▶ **Problem statement**:
Only the pictures stay out; every record is to be quoted exactly.

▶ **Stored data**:

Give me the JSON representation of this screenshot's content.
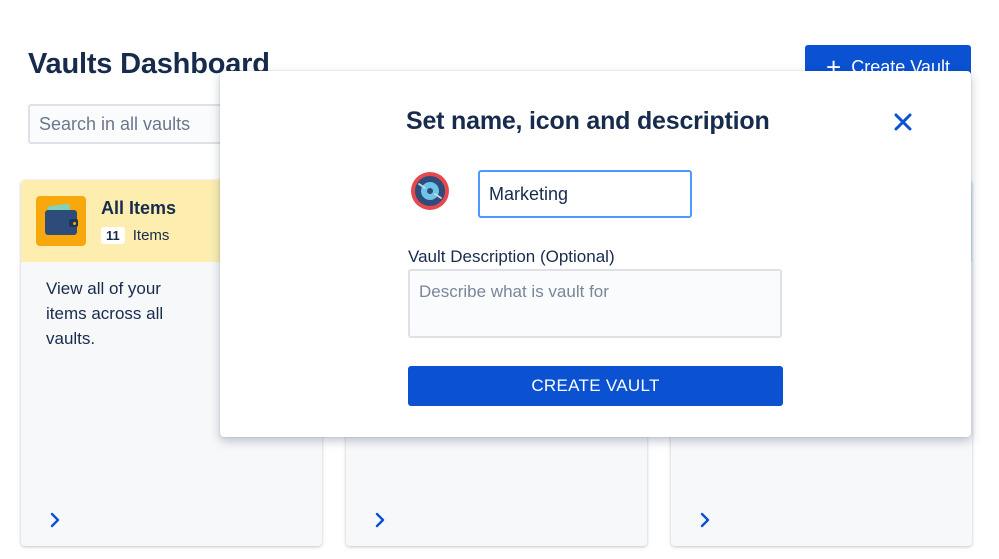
{
  "header": {
    "title": "Vaults Dashboard",
    "create_button_label": "Create Vault",
    "create_button_icon": "plus-icon"
  },
  "search": {
    "placeholder": "Search in all vaults"
  },
  "cards": [
    {
      "title": "All Items",
      "count": "11",
      "count_label": "Items",
      "description": "View all of your items across all vaults.",
      "icon": "wallet-icon"
    },
    {
      "title": "",
      "description": ""
    },
    {
      "title": "",
      "description": ""
    }
  ],
  "modal": {
    "title": "Set name, icon and description",
    "name_value": "Marketing",
    "description_label": "Vault Description (Optional)",
    "description_placeholder": "Describe what is vault for",
    "submit_label": "CREATE VAULT",
    "vault_icon": "vinyl-record-icon",
    "close_icon": "close-icon"
  },
  "colors": {
    "primary": "#0a52d1",
    "text": "#172b4d",
    "card_header_yellow": "#fdeeb0",
    "card_header_blue": "#c7eafb",
    "focus_border": "#4c9aff"
  }
}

▶ **Response to the task**:
Give me the JSON representation of this screenshot's content.
{
  "header": {
    "title": "Vaults Dashboard",
    "create_button_label": "Create Vault",
    "create_button_icon": "plus-icon"
  },
  "search": {
    "placeholder": "Search in all vaults"
  },
  "cards": [
    {
      "title": "All Items",
      "count": "11",
      "count_label": "Items",
      "description": "View all of your items across all vaults.",
      "icon": "wallet-icon"
    },
    {
      "title": "",
      "description": ""
    },
    {
      "title": "",
      "description": ""
    }
  ],
  "modal": {
    "title": "Set name, icon and description",
    "name_value": "Marketing",
    "description_label": "Vault Description (Optional)",
    "description_placeholder": "Describe what is vault for",
    "submit_label": "CREATE VAULT",
    "vault_icon": "vinyl-record-icon",
    "close_icon": "close-icon"
  },
  "colors": {
    "primary": "#0a52d1",
    "text": "#172b4d",
    "card_header_yellow": "#fdeeb0",
    "card_header_blue": "#c7eafb",
    "focus_border": "#4c9aff"
  }
}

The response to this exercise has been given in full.